§ OBJECTIVE
Find every line in the records below that holds the word "icon", and copy it out.
─── INFORMATION SUPPLIED ───
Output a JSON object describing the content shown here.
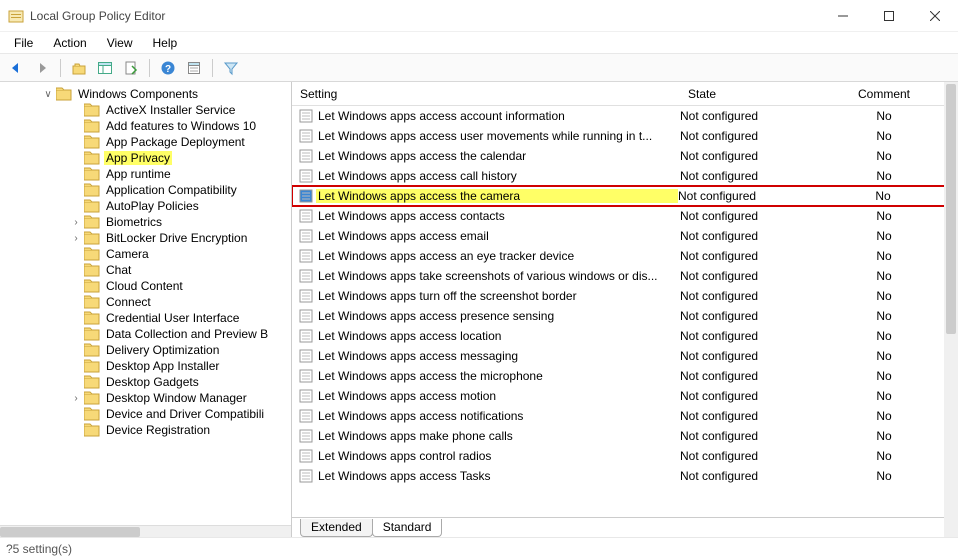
{
  "window": {
    "title": "Local Group Policy Editor"
  },
  "menu": {
    "items": [
      "File",
      "Action",
      "View",
      "Help"
    ]
  },
  "tree": {
    "parent": {
      "label": "Windows Components",
      "expanded": true,
      "highlighted": false
    },
    "children": [
      {
        "label": "ActiveX Installer Service",
        "expandable": false
      },
      {
        "label": "Add features to Windows 10",
        "expandable": false
      },
      {
        "label": "App Package Deployment",
        "expandable": false
      },
      {
        "label": "App Privacy",
        "expandable": false,
        "highlighted": true
      },
      {
        "label": "App runtime",
        "expandable": false
      },
      {
        "label": "Application Compatibility",
        "expandable": false
      },
      {
        "label": "AutoPlay Policies",
        "expandable": false
      },
      {
        "label": "Biometrics",
        "expandable": true
      },
      {
        "label": "BitLocker Drive Encryption",
        "expandable": true
      },
      {
        "label": "Camera",
        "expandable": false
      },
      {
        "label": "Chat",
        "expandable": false
      },
      {
        "label": "Cloud Content",
        "expandable": false
      },
      {
        "label": "Connect",
        "expandable": false
      },
      {
        "label": "Credential User Interface",
        "expandable": false
      },
      {
        "label": "Data Collection and Preview B",
        "expandable": false
      },
      {
        "label": "Delivery Optimization",
        "expandable": false
      },
      {
        "label": "Desktop App Installer",
        "expandable": false
      },
      {
        "label": "Desktop Gadgets",
        "expandable": false
      },
      {
        "label": "Desktop Window Manager",
        "expandable": true
      },
      {
        "label": "Device and Driver Compatibili",
        "expandable": false
      },
      {
        "label": "Device Registration",
        "expandable": false
      }
    ]
  },
  "list": {
    "columns": {
      "setting": "Setting",
      "state": "State",
      "comment": "Comment"
    },
    "rows": [
      {
        "setting": "Let Windows apps access account information",
        "state": "Not configured",
        "comment": "No",
        "selected": false
      },
      {
        "setting": "Let Windows apps access user movements while running in t...",
        "state": "Not configured",
        "comment": "No",
        "selected": false
      },
      {
        "setting": "Let Windows apps access the calendar",
        "state": "Not configured",
        "comment": "No",
        "selected": false
      },
      {
        "setting": "Let Windows apps access call history",
        "state": "Not configured",
        "comment": "No",
        "selected": false
      },
      {
        "setting": "Let Windows apps access the camera",
        "state": "Not configured",
        "comment": "No",
        "selected": true
      },
      {
        "setting": "Let Windows apps access contacts",
        "state": "Not configured",
        "comment": "No",
        "selected": false
      },
      {
        "setting": "Let Windows apps access email",
        "state": "Not configured",
        "comment": "No",
        "selected": false
      },
      {
        "setting": "Let Windows apps access an eye tracker device",
        "state": "Not configured",
        "comment": "No",
        "selected": false
      },
      {
        "setting": "Let Windows apps take screenshots of various windows or dis...",
        "state": "Not configured",
        "comment": "No",
        "selected": false
      },
      {
        "setting": "Let Windows apps turn off the screenshot border",
        "state": "Not configured",
        "comment": "No",
        "selected": false
      },
      {
        "setting": "Let Windows apps access presence sensing",
        "state": "Not configured",
        "comment": "No",
        "selected": false
      },
      {
        "setting": "Let Windows apps access location",
        "state": "Not configured",
        "comment": "No",
        "selected": false
      },
      {
        "setting": "Let Windows apps access messaging",
        "state": "Not configured",
        "comment": "No",
        "selected": false
      },
      {
        "setting": "Let Windows apps access the microphone",
        "state": "Not configured",
        "comment": "No",
        "selected": false
      },
      {
        "setting": "Let Windows apps access motion",
        "state": "Not configured",
        "comment": "No",
        "selected": false
      },
      {
        "setting": "Let Windows apps access notifications",
        "state": "Not configured",
        "comment": "No",
        "selected": false
      },
      {
        "setting": "Let Windows apps make phone calls",
        "state": "Not configured",
        "comment": "No",
        "selected": false
      },
      {
        "setting": "Let Windows apps control radios",
        "state": "Not configured",
        "comment": "No",
        "selected": false
      },
      {
        "setting": "Let Windows apps access Tasks",
        "state": "Not configured",
        "comment": "No",
        "selected": false
      }
    ],
    "tabs": {
      "extended": "Extended",
      "standard": "Standard"
    }
  },
  "status": {
    "text": "?5 setting(s)"
  }
}
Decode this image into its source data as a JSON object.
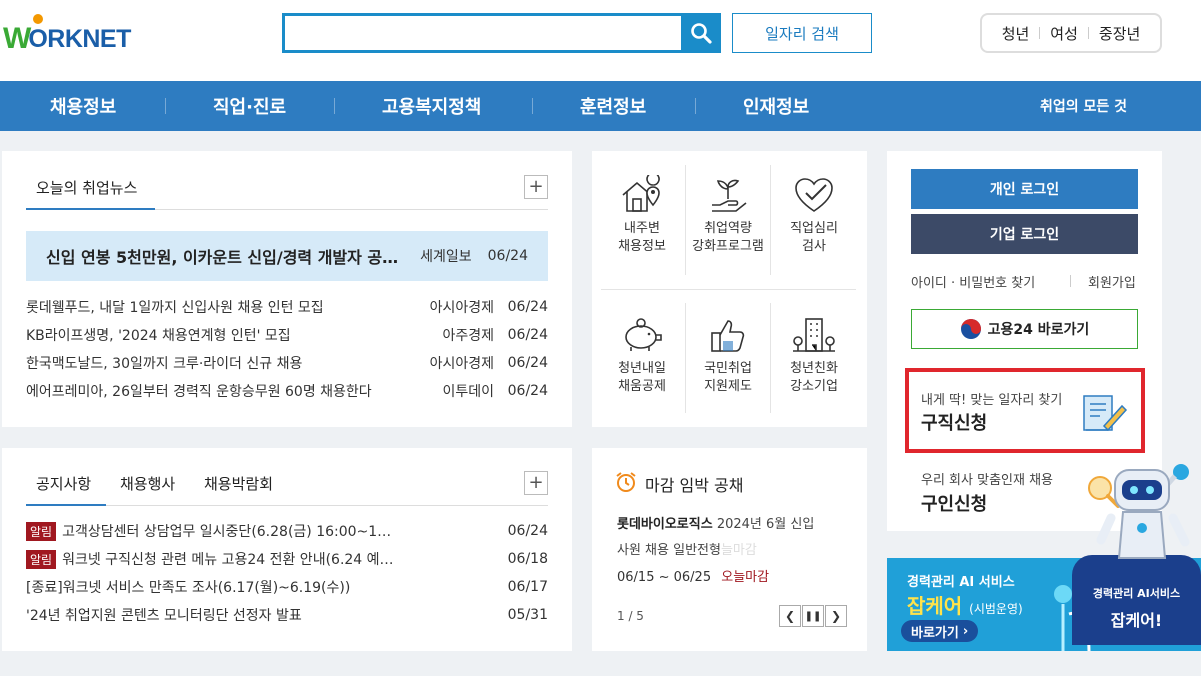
{
  "header": {
    "logo_text_w": "W",
    "logo_text_rest": "ORKNET",
    "search_placeholder": "",
    "job_search_label": "일자리 검색",
    "quick_links": [
      "청년",
      "여성",
      "중장년"
    ]
  },
  "nav": {
    "items": [
      "채용정보",
      "직업·진로",
      "고용복지정책",
      "훈련정보",
      "인재정보"
    ],
    "all_label": "취업의 모든 것"
  },
  "news": {
    "tab": "오늘의 취업뉴스",
    "headline": {
      "title": "신입 연봉 5천만원, 이카운트 신입/경력 개발자 공…",
      "source": "세계일보",
      "date": "06/24"
    },
    "items": [
      {
        "title": "롯데웰푸드, 내달 1일까지 신입사원 채용 인턴 모집",
        "source": "아시아경제",
        "date": "06/24"
      },
      {
        "title": "KB라이프생명, '2024 채용연계형 인턴' 모집",
        "source": "아주경제",
        "date": "06/24"
      },
      {
        "title": "한국맥도날드, 30일까지 크루·라이더 신규 채용",
        "source": "아시아경제",
        "date": "06/24"
      },
      {
        "title": "에어프레미아, 26일부터 경력직 운항승무원 60명 채용한다",
        "source": "이투데이",
        "date": "06/24"
      }
    ]
  },
  "services": [
    {
      "line1": "내주변",
      "line2": "채용정보",
      "icon": "house-location-icon"
    },
    {
      "line1": "취업역량",
      "line2": "강화프로그램",
      "icon": "sprout-hand-icon"
    },
    {
      "line1": "직업심리",
      "line2": "검사",
      "icon": "heart-check-icon"
    },
    {
      "line1": "청년내일",
      "line2": "채움공제",
      "icon": "piggy-bank-icon"
    },
    {
      "line1": "국민취업",
      "line2": "지원제도",
      "icon": "thumbs-up-icon"
    },
    {
      "line1": "청년친화",
      "line2": "강소기업",
      "icon": "building-icon"
    }
  ],
  "notice": {
    "tabs": [
      "공지사항",
      "채용행사",
      "채용박람회"
    ],
    "badge": "알림",
    "items": [
      {
        "badge": true,
        "title": "고객상담센터 상담업무 일시중단(6.28(금) 16:00~1…",
        "date": "06/24"
      },
      {
        "badge": true,
        "title": "워크넷 구직신청 관련 메뉴 고용24 전환 안내(6.24 예…",
        "date": "06/18"
      },
      {
        "badge": false,
        "title": "[종료]워크넷 서비스 만족도 조사(6.17(월)~6.19(수))",
        "date": "06/17"
      },
      {
        "badge": false,
        "title": "'24년 취업지원 콘텐츠 모니터링단 선정자 발표",
        "date": "05/31"
      }
    ]
  },
  "deadline": {
    "title": "마감 임박 공채",
    "company": "롯데바이오로직스",
    "desc": "2024년 6월 신입",
    "desc2": "사원 채용 일반전형",
    "ghost": "늘마감",
    "period": "06/15 ~ 06/25",
    "status": "오늘마감",
    "pager": "1 / 5"
  },
  "login": {
    "personal": "개인 로그인",
    "company": "기업 로그인",
    "find": "아이디 · 비밀번호 찾기",
    "join": "회원가입",
    "go24": "고용24 바로가기"
  },
  "apply": {
    "small": "내게 딱! 맞는 일자리 찾기",
    "big": "구직신청"
  },
  "recruit": {
    "small": "우리 회사 맞춤인재 채용",
    "big": "구인신청"
  },
  "banner": {
    "line1": "경력관리 AI 서비스",
    "line2": "잡케어",
    "line2_suffix": "(시범운영)",
    "go": "바로가기",
    "bubble1": "경력관리 AI서비스",
    "bubble2": "잡케어!"
  },
  "colors": {
    "brand_blue": "#2e7cc1",
    "brand_green": "#3aa935",
    "alert_red": "#a01820",
    "highlight_red": "#e0262d"
  }
}
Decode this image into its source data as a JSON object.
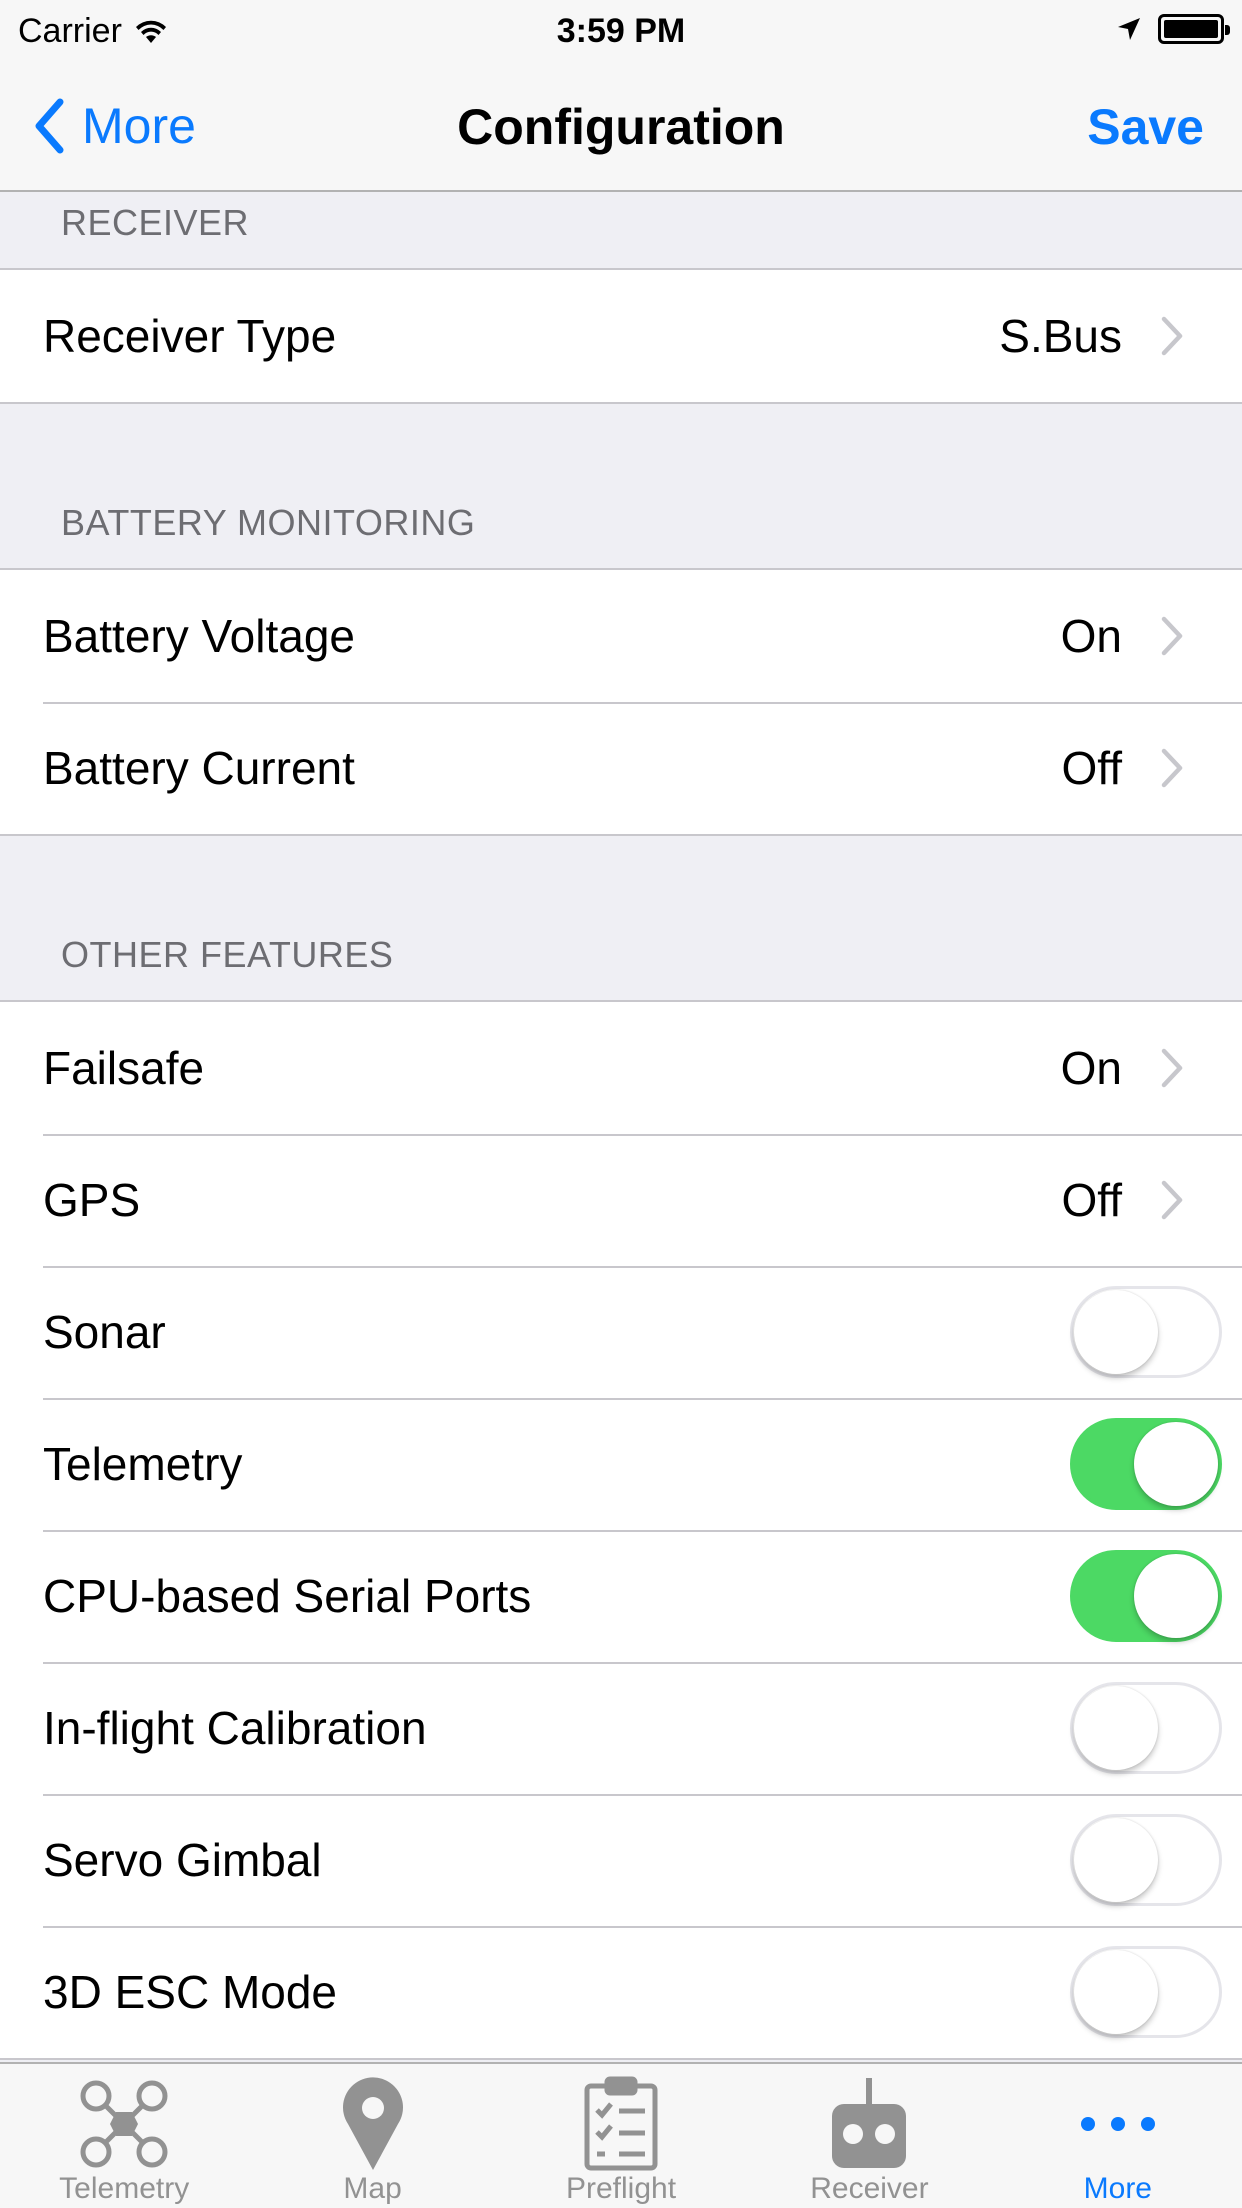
{
  "status_bar": {
    "carrier": "Carrier",
    "time": "3:59 PM"
  },
  "nav": {
    "back_label": "More",
    "title": "Configuration",
    "save_label": "Save"
  },
  "sections": {
    "receiver": {
      "header": "RECEIVER",
      "receiver_type": {
        "label": "Receiver Type",
        "value": "S.Bus"
      }
    },
    "battery": {
      "header": "BATTERY MONITORING",
      "voltage": {
        "label": "Battery Voltage",
        "value": "On"
      },
      "current": {
        "label": "Battery Current",
        "value": "Off"
      }
    },
    "other": {
      "header": "OTHER FEATURES",
      "failsafe": {
        "label": "Failsafe",
        "value": "On"
      },
      "gps": {
        "label": "GPS",
        "value": "Off"
      },
      "sonar": {
        "label": "Sonar",
        "on": false
      },
      "telemetry": {
        "label": "Telemetry",
        "on": true
      },
      "cpu_serial": {
        "label": "CPU-based Serial Ports",
        "on": true
      },
      "inflight_cal": {
        "label": "In-flight Calibration",
        "on": false
      },
      "servo_gimbal": {
        "label": "Servo Gimbal",
        "on": false
      },
      "esc_3d": {
        "label": "3D ESC Mode",
        "on": false
      }
    }
  },
  "tab_bar": {
    "tabs": [
      {
        "label": "Telemetry",
        "icon": "quadcopter-icon"
      },
      {
        "label": "Map",
        "icon": "map-pin-icon"
      },
      {
        "label": "Preflight",
        "icon": "clipboard-checklist-icon"
      },
      {
        "label": "Receiver",
        "icon": "transmitter-icon"
      },
      {
        "label": "More",
        "icon": "more-dots-icon",
        "active": true
      }
    ]
  },
  "colors": {
    "accent": "#0a7afe",
    "switch_on": "#4cd964",
    "grouped_background": "#efeff4",
    "section_text": "#6d6d72",
    "tab_inactive": "#929292"
  }
}
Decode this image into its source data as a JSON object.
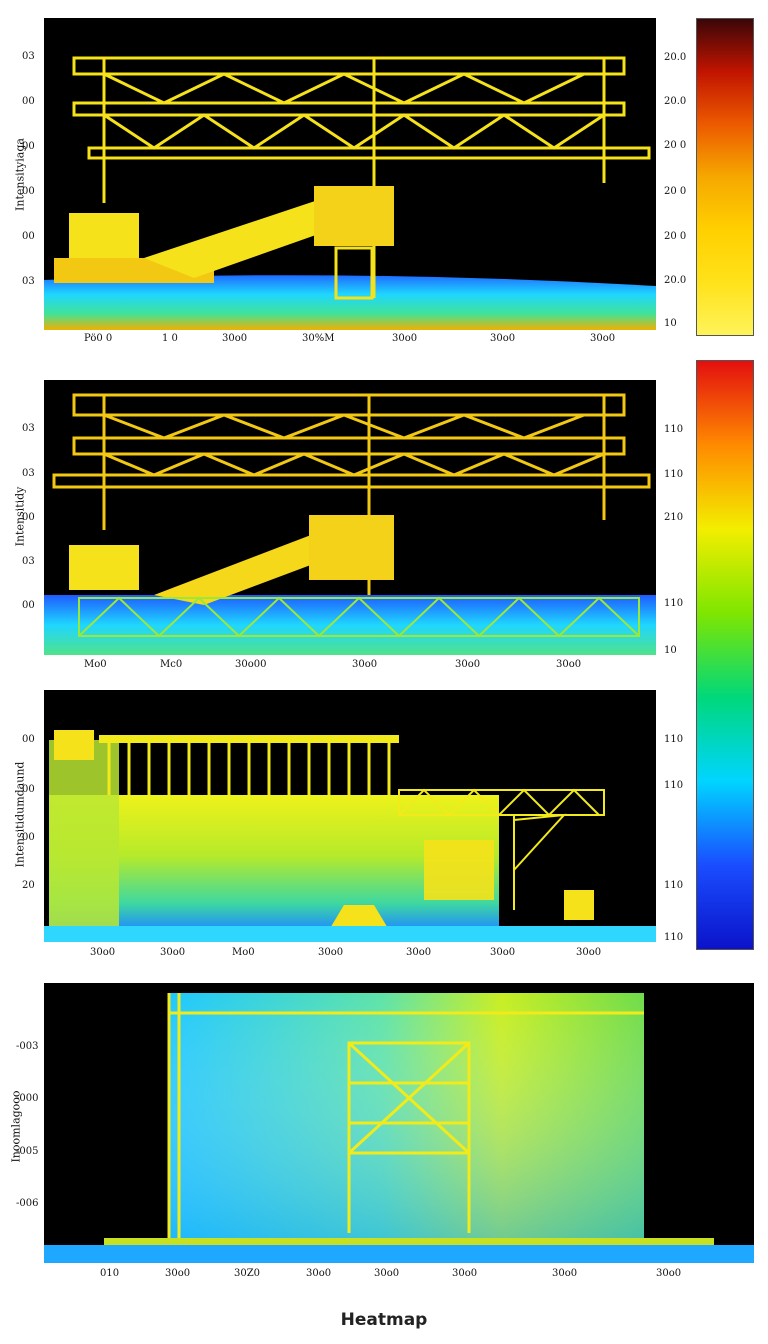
{
  "title": "Heatmap",
  "colors": {
    "hot": [
      "#fff35a",
      "#ffe21a",
      "#ffd000",
      "#f6a800",
      "#ec5a00",
      "#c11400",
      "#3b0608"
    ],
    "jet": [
      "#e30f0f",
      "#ff8a00",
      "#f3ee00",
      "#7fe600",
      "#00d87a",
      "#00d5ff",
      "#1a4dff",
      "#0b13c9"
    ],
    "structure": "#f2ea1a",
    "ground": "#22b8f0"
  },
  "chart_data": [
    {
      "type": "heatmap",
      "ylabel": "Intensityiaga",
      "yticks": [
        "03",
        "00",
        "00",
        "00",
        "00",
        "03"
      ],
      "xticks": [
        "Pö0 0",
        "1 0",
        "30o0",
        "30%M",
        "30o0",
        "30o0",
        "30o0"
      ],
      "colorbar": {
        "colormap": "hot",
        "ticks": [
          "20.0",
          "20.0",
          "20 0",
          "20 0",
          "20 0",
          "20.0",
          "10"
        ]
      }
    },
    {
      "type": "heatmap",
      "ylabel": "Intensitidy",
      "yticks": [
        "03",
        "03",
        "00",
        "03",
        "00"
      ],
      "xticks": [
        "Mo0",
        "Mc0",
        "30o00",
        "30o0",
        "30o0",
        "30o0"
      ],
      "colorbar": {
        "colormap": "jet",
        "ticks": [
          "110",
          "110",
          "210",
          "110",
          "10",
          "110",
          "110",
          "110",
          "110"
        ]
      }
    },
    {
      "type": "heatmap",
      "ylabel": "Intensitidumdaund",
      "yticks": [
        "00",
        "00",
        "00",
        "20"
      ],
      "xticks": [
        "30o0",
        "30o0",
        "Mo0",
        "30o0",
        "30o0",
        "30o0",
        "30o0"
      ]
    },
    {
      "type": "heatmap",
      "ylabel": "Inoomlagooo",
      "yticks": [
        "-003",
        "-000",
        "-005",
        "-006"
      ],
      "xticks": [
        "010",
        "30o0",
        "30Z0",
        "30o0",
        "30o0",
        "30o0",
        "30o0",
        "30o0"
      ]
    }
  ]
}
───
§ RESULT BELOW
      "icon": "house-location-icon"
      "icon": "sprout-hand-icon"
      "icon": "heart-check-icon"
      "icon": "piggy-bank-icon"
      "icon": "thumbs-up-icon"
      "icon": "building-icon"
        "icon": "quadcopter-icon"
        "icon": "map-pin-icon"
        "icon": "clipboard-checklist-icon"
        "icon": "transmitter-icon"
        "icon": "more-dots-icon",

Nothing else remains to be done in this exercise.